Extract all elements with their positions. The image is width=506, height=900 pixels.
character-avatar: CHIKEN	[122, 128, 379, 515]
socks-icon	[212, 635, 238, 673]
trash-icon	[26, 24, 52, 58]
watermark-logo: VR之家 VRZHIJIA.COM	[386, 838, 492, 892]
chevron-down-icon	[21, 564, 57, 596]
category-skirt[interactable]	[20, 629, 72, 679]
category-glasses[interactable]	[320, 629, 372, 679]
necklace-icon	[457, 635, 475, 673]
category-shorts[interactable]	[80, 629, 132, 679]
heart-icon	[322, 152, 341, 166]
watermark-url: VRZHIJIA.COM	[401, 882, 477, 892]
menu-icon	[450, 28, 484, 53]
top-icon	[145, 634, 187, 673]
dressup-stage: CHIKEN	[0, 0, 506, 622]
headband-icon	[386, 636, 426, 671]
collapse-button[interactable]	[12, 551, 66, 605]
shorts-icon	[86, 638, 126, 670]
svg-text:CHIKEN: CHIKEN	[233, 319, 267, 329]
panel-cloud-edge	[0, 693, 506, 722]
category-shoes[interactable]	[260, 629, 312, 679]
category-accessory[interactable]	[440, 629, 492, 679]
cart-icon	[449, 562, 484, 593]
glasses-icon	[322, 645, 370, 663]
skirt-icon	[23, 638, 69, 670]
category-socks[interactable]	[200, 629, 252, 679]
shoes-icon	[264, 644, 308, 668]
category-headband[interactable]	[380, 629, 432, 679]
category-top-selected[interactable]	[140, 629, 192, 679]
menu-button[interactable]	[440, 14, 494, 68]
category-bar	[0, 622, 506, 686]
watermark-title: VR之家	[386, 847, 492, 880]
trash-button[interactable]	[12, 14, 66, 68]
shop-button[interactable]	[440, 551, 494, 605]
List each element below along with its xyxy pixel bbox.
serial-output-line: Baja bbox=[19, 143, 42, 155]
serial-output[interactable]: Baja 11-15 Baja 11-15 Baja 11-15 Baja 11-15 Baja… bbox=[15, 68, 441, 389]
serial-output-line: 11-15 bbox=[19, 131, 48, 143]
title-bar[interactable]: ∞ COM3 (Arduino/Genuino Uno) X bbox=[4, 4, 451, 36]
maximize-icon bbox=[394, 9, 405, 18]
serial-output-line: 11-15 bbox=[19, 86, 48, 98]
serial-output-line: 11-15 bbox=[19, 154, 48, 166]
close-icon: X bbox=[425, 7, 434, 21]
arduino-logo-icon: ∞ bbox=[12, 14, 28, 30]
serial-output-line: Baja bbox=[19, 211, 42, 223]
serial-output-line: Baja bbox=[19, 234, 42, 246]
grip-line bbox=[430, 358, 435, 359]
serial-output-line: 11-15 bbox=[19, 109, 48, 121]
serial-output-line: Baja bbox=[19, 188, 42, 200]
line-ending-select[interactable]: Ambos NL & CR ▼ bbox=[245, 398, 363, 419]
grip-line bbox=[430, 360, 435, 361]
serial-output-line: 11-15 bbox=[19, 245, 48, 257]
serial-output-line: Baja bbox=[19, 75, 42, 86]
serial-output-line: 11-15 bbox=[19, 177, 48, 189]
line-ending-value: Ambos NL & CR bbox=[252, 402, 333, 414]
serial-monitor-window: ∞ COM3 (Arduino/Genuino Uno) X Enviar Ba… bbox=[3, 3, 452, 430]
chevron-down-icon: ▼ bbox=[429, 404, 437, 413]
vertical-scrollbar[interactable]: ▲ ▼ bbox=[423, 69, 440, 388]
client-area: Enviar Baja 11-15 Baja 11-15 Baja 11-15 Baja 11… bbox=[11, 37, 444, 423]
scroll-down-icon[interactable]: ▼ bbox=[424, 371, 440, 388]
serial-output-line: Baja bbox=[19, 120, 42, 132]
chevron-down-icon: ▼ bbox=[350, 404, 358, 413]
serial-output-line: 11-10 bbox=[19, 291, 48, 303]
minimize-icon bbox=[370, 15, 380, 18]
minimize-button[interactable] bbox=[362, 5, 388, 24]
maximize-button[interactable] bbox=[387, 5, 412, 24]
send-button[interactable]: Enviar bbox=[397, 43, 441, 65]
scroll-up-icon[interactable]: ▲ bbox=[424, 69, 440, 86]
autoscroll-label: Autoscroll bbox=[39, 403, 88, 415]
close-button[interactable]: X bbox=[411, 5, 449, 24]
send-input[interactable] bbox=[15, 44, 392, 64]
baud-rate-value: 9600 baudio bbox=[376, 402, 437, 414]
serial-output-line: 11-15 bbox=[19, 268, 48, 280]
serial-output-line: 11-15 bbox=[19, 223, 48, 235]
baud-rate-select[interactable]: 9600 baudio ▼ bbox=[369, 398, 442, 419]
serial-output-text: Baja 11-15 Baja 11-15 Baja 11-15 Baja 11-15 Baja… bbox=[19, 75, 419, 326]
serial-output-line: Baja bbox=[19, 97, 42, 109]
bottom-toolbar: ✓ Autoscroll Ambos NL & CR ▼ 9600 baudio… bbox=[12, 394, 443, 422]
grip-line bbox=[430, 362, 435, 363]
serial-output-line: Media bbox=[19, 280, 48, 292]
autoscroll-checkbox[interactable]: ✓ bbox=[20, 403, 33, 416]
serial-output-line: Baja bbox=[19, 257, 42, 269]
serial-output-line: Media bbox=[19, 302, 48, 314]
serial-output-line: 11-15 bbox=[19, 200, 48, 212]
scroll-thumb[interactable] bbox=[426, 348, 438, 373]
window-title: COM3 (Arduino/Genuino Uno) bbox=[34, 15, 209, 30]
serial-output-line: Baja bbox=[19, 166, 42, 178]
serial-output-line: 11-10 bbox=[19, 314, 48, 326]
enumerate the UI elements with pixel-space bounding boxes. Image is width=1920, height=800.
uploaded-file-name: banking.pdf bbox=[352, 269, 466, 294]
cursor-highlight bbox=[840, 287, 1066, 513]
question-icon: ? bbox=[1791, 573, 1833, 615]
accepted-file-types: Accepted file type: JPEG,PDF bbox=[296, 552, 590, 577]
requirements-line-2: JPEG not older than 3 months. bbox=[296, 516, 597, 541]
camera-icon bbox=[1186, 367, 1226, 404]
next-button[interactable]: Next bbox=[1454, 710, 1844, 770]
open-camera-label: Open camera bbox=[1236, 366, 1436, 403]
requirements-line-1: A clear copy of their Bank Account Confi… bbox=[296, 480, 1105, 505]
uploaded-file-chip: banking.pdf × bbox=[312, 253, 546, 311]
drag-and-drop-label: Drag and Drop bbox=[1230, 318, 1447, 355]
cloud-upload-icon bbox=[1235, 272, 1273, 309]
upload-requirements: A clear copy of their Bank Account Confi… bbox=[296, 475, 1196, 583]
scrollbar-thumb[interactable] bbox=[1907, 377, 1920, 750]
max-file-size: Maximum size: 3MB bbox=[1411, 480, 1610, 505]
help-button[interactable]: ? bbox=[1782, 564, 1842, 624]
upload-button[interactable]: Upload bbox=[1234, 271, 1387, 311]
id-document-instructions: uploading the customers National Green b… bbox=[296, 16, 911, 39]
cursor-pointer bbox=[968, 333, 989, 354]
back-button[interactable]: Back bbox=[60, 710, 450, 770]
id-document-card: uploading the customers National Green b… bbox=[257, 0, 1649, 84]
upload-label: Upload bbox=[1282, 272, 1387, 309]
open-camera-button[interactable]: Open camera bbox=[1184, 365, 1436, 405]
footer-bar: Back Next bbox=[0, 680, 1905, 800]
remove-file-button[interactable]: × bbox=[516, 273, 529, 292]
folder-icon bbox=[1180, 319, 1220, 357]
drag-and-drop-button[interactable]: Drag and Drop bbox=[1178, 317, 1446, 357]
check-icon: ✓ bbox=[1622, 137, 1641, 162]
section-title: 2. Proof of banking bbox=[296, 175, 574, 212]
============
## Instructions for the task
Present every line of the listing above as a Markdown table with the columns Row and Line, numbering the rows in order and leaving out blank lines.

## Output of the exercise
| Row | Line |
|---|---|
| 1 | Extract all elements with their positions. The image is width=506, height=900 pixels. |
| 2 | character-avatar: CHIKEN	[122, 128, 379, 515] |
| 3 | socks-icon	[212, 635, 238, 673] |
| 4 | trash-icon	[26, 24, 52, 58] |
| 5 | watermark-logo: VR之家 VRZHIJIA.COM	[386, 838, 492, 892] |
| 6 | chevron-down-icon	[21, 564, 57, 596] |
| 7 | category-skirt[interactable]	[20, 629, 72, 679] |
| 8 | category-glasses[interactable]	[320, 629, 372, 679] |
| 9 | necklace-icon	[457, 635, 475, 673] |
| 10 | category-shorts[interactable]	[80, 629, 132, 679] |
| 11 | heart-icon	[322, 152, 341, 166] |
| 12 | watermark-url: VRZHIJIA.COM	[401, 882, 477, 892] |
| 13 | menu-icon	[450, 28, 484, 53] |
| 14 | top-icon	[145, 634, 187, 673] |
| 15 | dressup-stage: CHIKEN	[0, 0, 506, 622] |
| 16 | headband-icon	[386, 636, 426, 671] |
| 17 | collapse-button[interactable]	[12, 551, 66, 605] |
| 18 | shorts-icon	[86, 638, 126, 670] |
| 19 | svg-text:CHIKEN: CHIKEN	[233, 319, 267, 329] |
| 20 | panel-cloud-edge	[0, 693, 506, 722] |
| 21 | category-shoes[interactable]	[260, 629, 312, 679] |
| 22 | category-accessory[interactable]	[440, 629, 492, 679] |
| 23 | cart-icon	[449, 562, 484, 593] |
| 24 | glasses-icon	[322, 645, 370, 663] |
| 25 | skirt-icon	[23, 638, 69, 670] |
| 26 | category-socks[interactable]	[200, 629, 252, 679] |
| 27 | shoes-icon	[264, 644, 308, 668] |
| 28 | category-headband[interactable]	[380, 629, 432, 679] |
| 29 | category-top-selected[interactable]	[140, 629, 192, 679] |
| 30 | menu-button[interactable]	[440, 14, 494, 68] |
| 31 | category-bar	[0, 622, 506, 686] |
| 32 | watermark-title: VR之家	[386, 847, 492, 880] |
| 33 | trash-button[interactable]	[12, 14, 66, 68] |
| 34 | shop-button[interactable]	[440, 551, 494, 605] |
| 35 | List each element below along with its xyxy pixel bbox. |
| 36 | serial-output-line: Baja bbox=[19, 143, 42, 155] |
| 37 | serial-output[interactable]: Baja 11-15 Baja 11-15 Baja 11-15 Baja 11-15 Baja… bbox=[15, 68, 441, 389] |
| 38 | serial-output-line: 11-15 bbox=[19, 131, 48, 143] |
| 39 | title-bar[interactable]: ∞ COM3 (Arduino/Genuino Uno) X bbox=[4, 4, 451, 36] |
| 40 | maximize-icon bbox=[394, 9, 405, 18] |
| 41 | serial-output-line: 11-15 bbox=[19, 86, 48, 98] |
| 42 | serial-output-line: 11-15 bbox=[19, 154, 48, 166] |
| 43 | close-icon: X bbox=[425, 7, 434, 21] |
| 44 | arduino-logo-icon: ∞ bbox=[12, 14, 28, 30] |
| 45 | serial-output-line: Baja bbox=[19, 211, 42, 223] |
| 46 | serial-output-line: Baja bbox=[19, 234, 42, 246] |
| 47 | grip-line bbox=[430, 358, 435, 359] |
| 48 | serial-output-line: 11-15 bbox=[19, 109, 48, 121] |
| 49 | serial-output-line: Baja bbox=[19, 188, 42, 200] |
| 50 | line-ending-select[interactable]: Ambos NL & CR ▼ bbox=[245, 398, 363, 419] |
| 51 | grip-line bbox=[430, 360, 435, 361] |
| 52 | serial-output-line: 11-15 bbox=[19, 245, 48, 257] |
| 53 | serial-output-line: Baja bbox=[19, 75, 42, 86] |
| 54 | serial-output-line: 11-15 bbox=[19, 177, 48, 189] |
| 55 | line-ending-value: Ambos NL & CR bbox=[252, 402, 333, 414] |
| 56 | serial-monitor-window: ∞ COM3 (Arduino/Genuino Uno) X Enviar Ba… bbox=[3, 3, 452, 430] |
| 57 | chevron-down-icon: ▼ bbox=[429, 404, 437, 413] |
| 58 | vertical-scrollbar[interactable]: ▲ ▼ bbox=[423, 69, 440, 388] |
| 59 | client-area: Enviar Baja 11-15 Baja 11-15 Baja 11-15 Baja 11… bbox=[11, 37, 444, 423] |
| 60 | scroll-down-icon[interactable]: ▼ bbox=[424, 371, 440, 388] |
| 61 | serial-output-line: Baja bbox=[19, 120, 42, 132] |
| 62 | chevron-down-icon: ▼ bbox=[350, 404, 358, 413] |
| 63 | serial-output-line: 11-10 bbox=[19, 291, 48, 303] |
| 64 | minimize-icon bbox=[370, 15, 380, 18] |
| 65 | minimize-button[interactable] bbox=[362, 5, 388, 24] |
| 66 | maximize-button[interactable] bbox=[387, 5, 412, 24] |
| 67 | send-button[interactable]: Enviar bbox=[397, 43, 441, 65] |
| 68 | scroll-up-icon[interactable]: ▲ bbox=[424, 69, 440, 86] |
| 69 | autoscroll-label: Autoscroll bbox=[39, 403, 88, 415] |
| 70 | close-button[interactable]: X bbox=[411, 5, 449, 24] |
| 71 | send-input[interactable] bbox=[15, 44, 392, 64] |
| 72 | baud-rate-value: 9600 baudio bbox=[376, 402, 437, 414] |
| 73 | serial-output-line: 11-15 bbox=[19, 268, 48, 280] |
| 74 | serial-output-line: 11-15 bbox=[19, 223, 48, 235] |
| 75 | baud-rate-select[interactable]: 9600 baudio ▼ bbox=[369, 398, 442, 419] |
| 76 | serial-output-text: Baja 11-15 Baja 11-15 Baja 11-15 Baja 11-15 Baja… bbox=[19, 75, 419, 326] |
| 77 | serial-output-line: Baja bbox=[19, 97, 42, 109] |
| 78 | bottom-toolbar: ✓ Autoscroll Ambos NL & CR ▼ 9600 baudio… bbox=[12, 394, 443, 422] |
| 79 | grip-line bbox=[430, 362, 435, 363] |
| 80 | serial-output-line: Media bbox=[19, 280, 48, 292] |
| 81 | autoscroll-checkbox[interactable]: ✓ bbox=[20, 403, 33, 416] |
| 82 | serial-output-line: Baja bbox=[19, 257, 42, 269] |
| 83 | serial-output-line: Media bbox=[19, 302, 48, 314] |
| 84 | serial-output-line: 11-15 bbox=[19, 200, 48, 212] |
| 85 | scroll-thumb[interactable] bbox=[426, 348, 438, 373] |
| 86 | window-title: COM3 (Arduino/Genuino Uno) bbox=[34, 15, 209, 30] |
| 87 | serial-output-line: Baja bbox=[19, 166, 42, 178] |
| 88 | serial-output-line: 11-10 bbox=[19, 314, 48, 326] |
| 89 | enumerate the UI elements with pixel-space bounding boxes. Image is width=1920, height=800. |
| 90 | uploaded-file-name: banking.pdf bbox=[352, 269, 466, 294] |
| 91 | cursor-highlight bbox=[840, 287, 1066, 513] |
| 92 | question-icon: ? bbox=[1791, 573, 1833, 615] |
| 93 | accepted-file-types: Accepted file type: JPEG,PDF bbox=[296, 552, 590, 577] |
| 94 | requirements-line-2: JPEG not older than 3 months. bbox=[296, 516, 597, 541] |
| 95 | camera-icon bbox=[1186, 367, 1226, 404] |
| 96 | next-button[interactable]: Next bbox=[1454, 710, 1844, 770] |
| 97 | open-camera-label: Open camera bbox=[1236, 366, 1436, 403] |
| 98 | requirements-line-1: A clear copy of their Bank Account Confi… bbox=[296, 480, 1105, 505] |
| 99 | uploaded-file-chip: banking.pdf × bbox=[312, 253, 546, 311] |
| 100 | drag-and-drop-label: Drag and Drop bbox=[1230, 318, 1447, 355] |
| 101 | cloud-upload-icon bbox=[1235, 272, 1273, 309] |
| 102 | upload-requirements: A clear copy of their Bank Account Confi… bbox=[296, 475, 1196, 583] |
| 103 | scrollbar-thumb[interactable] bbox=[1907, 377, 1920, 750] |
| 104 | max-file-size: Maximum size: 3MB bbox=[1411, 480, 1610, 505] |
| 105 | help-button[interactable]: ? bbox=[1782, 564, 1842, 624] |
| 106 | upload-button[interactable]: Upload bbox=[1234, 271, 1387, 311] |
| 107 | id-document-instructions: uploading the customers National Green b… bbox=[296, 16, 911, 39] |
| 108 | cursor-pointer bbox=[968, 333, 989, 354] |
| 109 | back-button[interactable]: Back bbox=[60, 710, 450, 770] |
| 110 | id-document-card: uploading the customers National Green b… bbox=[257, 0, 1649, 84] |
| 111 | upload-label: Upload bbox=[1282, 272, 1387, 309] |
| 112 | open-camera-button[interactable]: Open camera bbox=[1184, 365, 1436, 405] |
| 113 | footer-bar: Back Next bbox=[0, 680, 1905, 800] |
| 114 | remove-file-button[interactable]: × bbox=[516, 273, 529, 292] |
| 115 | folder-icon bbox=[1180, 319, 1220, 357] |
| 116 | drag-and-drop-button[interactable]: Drag and Drop bbox=[1178, 317, 1446, 357] |
| 117 | check-icon: ✓ bbox=[1622, 137, 1641, 162] |
| 118 | section-title: 2. Proof of banking bbox=[296, 175, 574, 212] |